— START OF Provided entries —
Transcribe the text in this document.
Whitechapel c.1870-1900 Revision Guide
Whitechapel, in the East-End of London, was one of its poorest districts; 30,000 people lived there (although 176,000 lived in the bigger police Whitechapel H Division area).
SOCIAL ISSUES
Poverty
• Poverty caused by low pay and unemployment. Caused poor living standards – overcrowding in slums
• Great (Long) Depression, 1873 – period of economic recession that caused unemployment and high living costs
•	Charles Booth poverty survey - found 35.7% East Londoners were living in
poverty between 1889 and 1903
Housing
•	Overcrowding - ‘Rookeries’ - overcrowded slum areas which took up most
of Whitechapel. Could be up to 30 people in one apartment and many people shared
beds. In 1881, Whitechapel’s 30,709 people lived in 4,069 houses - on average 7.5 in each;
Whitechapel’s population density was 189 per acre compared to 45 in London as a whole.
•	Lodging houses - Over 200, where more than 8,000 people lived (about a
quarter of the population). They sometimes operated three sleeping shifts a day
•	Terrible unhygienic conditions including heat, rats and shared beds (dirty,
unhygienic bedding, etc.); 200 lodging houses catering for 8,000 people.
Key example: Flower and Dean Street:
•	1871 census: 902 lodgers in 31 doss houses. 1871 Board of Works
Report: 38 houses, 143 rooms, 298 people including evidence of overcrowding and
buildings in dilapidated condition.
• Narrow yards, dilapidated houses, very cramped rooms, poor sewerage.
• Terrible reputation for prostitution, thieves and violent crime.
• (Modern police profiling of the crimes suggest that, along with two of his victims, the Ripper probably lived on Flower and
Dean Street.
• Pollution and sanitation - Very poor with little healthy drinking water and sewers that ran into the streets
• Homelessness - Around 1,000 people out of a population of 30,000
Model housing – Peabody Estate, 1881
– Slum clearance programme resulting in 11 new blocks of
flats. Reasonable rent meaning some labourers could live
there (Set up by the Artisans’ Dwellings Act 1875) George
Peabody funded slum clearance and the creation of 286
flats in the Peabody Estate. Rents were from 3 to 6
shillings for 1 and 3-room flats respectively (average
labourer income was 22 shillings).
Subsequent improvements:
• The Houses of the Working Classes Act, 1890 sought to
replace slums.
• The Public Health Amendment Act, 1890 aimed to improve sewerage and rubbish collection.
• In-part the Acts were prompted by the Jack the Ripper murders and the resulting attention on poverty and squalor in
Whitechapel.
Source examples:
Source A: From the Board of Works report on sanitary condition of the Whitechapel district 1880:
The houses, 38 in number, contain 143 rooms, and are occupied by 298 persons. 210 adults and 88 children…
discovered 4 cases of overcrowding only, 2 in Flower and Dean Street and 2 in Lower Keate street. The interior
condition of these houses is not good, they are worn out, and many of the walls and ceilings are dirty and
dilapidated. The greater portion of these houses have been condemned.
— END OF Provided entries —
◆ Task to complete ◆
Find the lines with the string "population" and reproduce them.

◆ Correct result ◆
Whitechapel’s population density was 189 per acre compared to 45 in London as a whole.
quarter of the population). They sometimes operated three sleeping shifts a day
• Homelessness - Around 1,000 people out of a population of 30,000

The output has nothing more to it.